### Instructions for the task
Count how many lines below contain the word "title", then give that number alone.

### Input records
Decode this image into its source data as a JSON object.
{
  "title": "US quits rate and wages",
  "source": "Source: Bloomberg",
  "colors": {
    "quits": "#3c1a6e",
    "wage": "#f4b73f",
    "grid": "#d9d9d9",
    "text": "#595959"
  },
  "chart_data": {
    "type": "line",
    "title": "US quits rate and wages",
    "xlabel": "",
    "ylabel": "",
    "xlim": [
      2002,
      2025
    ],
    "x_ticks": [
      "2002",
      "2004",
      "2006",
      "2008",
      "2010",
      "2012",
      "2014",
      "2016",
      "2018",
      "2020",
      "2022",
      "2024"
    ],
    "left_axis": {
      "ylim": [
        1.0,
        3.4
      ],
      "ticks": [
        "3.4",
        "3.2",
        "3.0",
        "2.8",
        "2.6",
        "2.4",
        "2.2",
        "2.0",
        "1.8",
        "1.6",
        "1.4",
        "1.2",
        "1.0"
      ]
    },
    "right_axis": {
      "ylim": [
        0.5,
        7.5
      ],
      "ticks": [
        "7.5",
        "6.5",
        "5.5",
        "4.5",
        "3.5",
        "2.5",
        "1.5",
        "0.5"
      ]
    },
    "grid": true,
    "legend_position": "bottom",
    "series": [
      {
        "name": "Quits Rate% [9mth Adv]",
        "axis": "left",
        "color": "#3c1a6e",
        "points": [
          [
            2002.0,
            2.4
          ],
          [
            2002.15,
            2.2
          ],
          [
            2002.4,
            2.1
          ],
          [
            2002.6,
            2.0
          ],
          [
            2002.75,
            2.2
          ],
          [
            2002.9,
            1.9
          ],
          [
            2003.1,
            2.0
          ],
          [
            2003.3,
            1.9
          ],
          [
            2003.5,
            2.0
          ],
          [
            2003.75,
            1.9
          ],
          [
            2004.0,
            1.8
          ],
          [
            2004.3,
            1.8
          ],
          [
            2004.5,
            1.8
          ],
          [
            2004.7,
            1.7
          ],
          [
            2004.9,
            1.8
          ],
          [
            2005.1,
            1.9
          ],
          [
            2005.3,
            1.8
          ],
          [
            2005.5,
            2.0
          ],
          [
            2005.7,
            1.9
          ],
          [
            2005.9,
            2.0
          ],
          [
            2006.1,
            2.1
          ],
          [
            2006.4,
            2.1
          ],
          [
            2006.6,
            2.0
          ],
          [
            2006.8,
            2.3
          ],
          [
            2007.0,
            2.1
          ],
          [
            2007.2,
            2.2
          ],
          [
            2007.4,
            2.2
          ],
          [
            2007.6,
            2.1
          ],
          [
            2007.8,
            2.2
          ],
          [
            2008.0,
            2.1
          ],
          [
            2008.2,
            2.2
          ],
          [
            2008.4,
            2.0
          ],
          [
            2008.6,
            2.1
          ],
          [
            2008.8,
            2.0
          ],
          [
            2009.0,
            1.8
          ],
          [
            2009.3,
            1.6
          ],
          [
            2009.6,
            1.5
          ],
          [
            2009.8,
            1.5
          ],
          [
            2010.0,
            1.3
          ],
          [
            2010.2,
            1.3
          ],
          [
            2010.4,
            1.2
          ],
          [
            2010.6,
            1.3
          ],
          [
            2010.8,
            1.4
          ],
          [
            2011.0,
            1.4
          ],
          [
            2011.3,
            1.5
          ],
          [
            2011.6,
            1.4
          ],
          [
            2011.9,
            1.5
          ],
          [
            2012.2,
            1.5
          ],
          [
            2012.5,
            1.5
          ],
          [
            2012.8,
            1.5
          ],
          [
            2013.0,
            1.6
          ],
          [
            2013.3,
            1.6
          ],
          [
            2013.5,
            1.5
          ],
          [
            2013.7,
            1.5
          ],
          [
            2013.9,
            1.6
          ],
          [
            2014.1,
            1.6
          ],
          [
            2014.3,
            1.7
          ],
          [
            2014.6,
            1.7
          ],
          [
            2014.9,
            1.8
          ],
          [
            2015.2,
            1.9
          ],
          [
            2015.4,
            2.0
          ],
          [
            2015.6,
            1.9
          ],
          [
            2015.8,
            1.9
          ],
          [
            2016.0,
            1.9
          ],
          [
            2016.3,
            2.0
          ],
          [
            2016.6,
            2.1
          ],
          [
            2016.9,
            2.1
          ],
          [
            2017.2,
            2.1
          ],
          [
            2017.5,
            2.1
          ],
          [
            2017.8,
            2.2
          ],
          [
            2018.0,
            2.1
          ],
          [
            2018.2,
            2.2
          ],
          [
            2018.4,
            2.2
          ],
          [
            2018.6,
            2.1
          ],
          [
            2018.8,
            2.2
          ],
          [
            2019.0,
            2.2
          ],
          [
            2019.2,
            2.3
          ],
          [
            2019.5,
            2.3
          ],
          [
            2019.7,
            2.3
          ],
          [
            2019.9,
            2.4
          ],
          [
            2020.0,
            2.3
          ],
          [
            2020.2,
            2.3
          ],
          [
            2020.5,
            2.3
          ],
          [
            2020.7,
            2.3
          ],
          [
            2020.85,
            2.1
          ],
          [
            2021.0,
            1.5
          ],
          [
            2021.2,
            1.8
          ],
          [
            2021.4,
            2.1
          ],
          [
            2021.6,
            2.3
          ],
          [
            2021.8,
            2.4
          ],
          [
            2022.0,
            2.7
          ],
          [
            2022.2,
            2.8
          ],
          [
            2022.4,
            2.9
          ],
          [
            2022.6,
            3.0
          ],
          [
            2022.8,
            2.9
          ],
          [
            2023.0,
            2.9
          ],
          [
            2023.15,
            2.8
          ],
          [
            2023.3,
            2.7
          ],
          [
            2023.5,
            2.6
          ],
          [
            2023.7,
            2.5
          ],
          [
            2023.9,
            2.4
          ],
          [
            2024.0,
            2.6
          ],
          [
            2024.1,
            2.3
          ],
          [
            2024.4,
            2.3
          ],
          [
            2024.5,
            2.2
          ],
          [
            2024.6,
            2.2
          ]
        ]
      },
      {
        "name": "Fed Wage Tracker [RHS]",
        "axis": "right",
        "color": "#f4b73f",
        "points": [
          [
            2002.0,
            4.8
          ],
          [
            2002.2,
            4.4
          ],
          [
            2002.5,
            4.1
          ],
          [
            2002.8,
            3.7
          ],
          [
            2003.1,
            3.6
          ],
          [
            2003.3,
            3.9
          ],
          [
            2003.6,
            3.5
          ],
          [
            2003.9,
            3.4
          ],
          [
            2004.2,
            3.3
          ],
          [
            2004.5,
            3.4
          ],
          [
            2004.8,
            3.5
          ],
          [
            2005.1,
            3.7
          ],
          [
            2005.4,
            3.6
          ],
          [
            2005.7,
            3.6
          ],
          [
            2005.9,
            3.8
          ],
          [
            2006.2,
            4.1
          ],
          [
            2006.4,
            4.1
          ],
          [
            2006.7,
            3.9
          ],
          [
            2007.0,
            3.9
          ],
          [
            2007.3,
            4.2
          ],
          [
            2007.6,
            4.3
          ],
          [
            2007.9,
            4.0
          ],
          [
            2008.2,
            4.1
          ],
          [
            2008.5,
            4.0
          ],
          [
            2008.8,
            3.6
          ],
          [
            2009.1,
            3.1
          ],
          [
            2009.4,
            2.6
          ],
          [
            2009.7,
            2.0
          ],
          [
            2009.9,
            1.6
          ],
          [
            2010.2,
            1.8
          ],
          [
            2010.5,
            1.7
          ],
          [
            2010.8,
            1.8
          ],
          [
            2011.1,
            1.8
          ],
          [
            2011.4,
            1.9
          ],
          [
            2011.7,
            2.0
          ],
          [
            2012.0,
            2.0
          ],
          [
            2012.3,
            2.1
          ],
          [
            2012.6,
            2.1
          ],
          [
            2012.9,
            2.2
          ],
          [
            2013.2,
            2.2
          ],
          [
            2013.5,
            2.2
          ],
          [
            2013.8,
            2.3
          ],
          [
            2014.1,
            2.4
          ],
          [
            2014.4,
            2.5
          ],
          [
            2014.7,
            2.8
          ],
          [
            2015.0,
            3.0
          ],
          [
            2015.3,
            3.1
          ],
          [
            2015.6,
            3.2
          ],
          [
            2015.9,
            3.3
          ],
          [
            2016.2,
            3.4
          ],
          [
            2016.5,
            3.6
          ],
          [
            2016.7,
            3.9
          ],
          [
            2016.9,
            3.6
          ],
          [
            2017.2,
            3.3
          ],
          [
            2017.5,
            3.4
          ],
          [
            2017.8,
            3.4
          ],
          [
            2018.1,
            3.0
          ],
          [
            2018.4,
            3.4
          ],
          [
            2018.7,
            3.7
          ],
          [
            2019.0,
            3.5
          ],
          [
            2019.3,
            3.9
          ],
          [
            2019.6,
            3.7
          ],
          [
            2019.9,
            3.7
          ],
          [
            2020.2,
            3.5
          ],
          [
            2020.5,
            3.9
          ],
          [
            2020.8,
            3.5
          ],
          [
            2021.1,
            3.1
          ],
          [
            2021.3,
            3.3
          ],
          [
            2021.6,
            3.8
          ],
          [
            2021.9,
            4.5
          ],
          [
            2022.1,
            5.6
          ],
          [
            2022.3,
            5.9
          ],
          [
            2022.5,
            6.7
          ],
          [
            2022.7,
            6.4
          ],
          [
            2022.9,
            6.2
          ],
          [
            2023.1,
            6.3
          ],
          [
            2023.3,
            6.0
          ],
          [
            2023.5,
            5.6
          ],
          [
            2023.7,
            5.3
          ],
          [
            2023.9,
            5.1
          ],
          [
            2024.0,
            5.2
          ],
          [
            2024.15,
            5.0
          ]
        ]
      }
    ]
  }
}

### Output of the exercise
2